Would you pull out every line of the material that contains the string "انجام"?

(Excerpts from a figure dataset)
********************

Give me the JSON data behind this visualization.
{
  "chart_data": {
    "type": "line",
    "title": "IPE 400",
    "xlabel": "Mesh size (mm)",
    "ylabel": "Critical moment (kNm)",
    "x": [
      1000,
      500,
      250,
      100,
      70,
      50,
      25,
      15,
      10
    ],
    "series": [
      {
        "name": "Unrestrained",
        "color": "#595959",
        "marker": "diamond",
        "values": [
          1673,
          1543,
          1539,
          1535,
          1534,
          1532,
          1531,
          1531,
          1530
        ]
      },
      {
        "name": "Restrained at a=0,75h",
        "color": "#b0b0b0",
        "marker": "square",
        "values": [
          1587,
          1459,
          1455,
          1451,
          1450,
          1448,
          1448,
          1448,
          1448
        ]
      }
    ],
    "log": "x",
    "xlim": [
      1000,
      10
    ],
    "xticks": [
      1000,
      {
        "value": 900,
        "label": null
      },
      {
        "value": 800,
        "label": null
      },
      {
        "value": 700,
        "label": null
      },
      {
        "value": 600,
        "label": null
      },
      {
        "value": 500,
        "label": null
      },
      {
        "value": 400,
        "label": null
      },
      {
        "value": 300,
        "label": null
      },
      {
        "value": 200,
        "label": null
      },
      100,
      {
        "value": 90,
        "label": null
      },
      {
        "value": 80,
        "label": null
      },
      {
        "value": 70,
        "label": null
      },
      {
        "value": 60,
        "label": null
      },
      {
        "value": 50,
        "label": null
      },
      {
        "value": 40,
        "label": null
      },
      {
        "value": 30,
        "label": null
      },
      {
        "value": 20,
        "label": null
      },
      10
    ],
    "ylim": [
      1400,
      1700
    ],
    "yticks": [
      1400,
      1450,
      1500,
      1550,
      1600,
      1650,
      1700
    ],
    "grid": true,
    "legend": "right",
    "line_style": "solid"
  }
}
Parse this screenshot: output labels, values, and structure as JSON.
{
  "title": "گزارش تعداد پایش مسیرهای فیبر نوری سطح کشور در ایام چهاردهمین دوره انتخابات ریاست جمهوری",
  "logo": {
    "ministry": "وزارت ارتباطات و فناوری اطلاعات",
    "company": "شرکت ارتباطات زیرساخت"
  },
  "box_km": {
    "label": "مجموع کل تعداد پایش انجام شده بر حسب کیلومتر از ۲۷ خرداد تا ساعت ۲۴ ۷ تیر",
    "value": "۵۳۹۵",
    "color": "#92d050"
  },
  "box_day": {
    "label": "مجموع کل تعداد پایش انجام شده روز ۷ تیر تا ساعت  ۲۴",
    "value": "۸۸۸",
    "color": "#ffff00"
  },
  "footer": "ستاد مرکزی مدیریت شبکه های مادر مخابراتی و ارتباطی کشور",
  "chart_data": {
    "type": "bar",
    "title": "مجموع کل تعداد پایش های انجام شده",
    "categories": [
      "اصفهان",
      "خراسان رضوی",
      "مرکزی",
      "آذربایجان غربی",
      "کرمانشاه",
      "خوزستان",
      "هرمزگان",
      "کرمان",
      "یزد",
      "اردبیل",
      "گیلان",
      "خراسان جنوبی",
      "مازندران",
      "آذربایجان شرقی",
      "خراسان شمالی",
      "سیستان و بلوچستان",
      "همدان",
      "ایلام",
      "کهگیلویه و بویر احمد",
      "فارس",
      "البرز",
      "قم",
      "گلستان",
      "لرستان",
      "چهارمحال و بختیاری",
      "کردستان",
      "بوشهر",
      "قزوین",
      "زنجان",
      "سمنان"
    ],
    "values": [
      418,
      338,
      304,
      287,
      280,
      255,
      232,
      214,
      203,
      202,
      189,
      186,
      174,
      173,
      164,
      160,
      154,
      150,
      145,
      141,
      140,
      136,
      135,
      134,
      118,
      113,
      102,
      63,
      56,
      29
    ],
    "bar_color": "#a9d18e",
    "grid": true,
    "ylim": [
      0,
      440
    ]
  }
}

********************

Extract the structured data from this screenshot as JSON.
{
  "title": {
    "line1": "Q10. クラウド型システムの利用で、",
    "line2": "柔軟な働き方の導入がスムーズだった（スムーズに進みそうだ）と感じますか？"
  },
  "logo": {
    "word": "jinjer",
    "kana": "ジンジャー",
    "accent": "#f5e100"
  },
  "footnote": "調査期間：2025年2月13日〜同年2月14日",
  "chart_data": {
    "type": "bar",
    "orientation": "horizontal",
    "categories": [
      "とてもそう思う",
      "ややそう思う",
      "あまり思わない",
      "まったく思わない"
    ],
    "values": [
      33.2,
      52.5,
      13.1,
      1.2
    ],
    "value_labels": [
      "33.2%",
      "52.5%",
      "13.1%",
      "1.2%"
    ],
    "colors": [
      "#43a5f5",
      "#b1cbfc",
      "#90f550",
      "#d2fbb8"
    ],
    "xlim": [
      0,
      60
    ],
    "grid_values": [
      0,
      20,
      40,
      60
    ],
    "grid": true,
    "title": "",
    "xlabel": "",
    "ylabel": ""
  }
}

********************

EXERCISE ANSWER:
    "label": "مجموع کل تعداد پایش انجام شده بر حسب کیلومتر از ۲۷ خرداد تا ساعت ۲۴ ۷ تیر",
    "label": "مجموع کل تعداد پایش انجام شده روز ۷ تیر تا ساعت  ۲۴",
    "title": "مجموع کل تعداد پایش های انجام شده",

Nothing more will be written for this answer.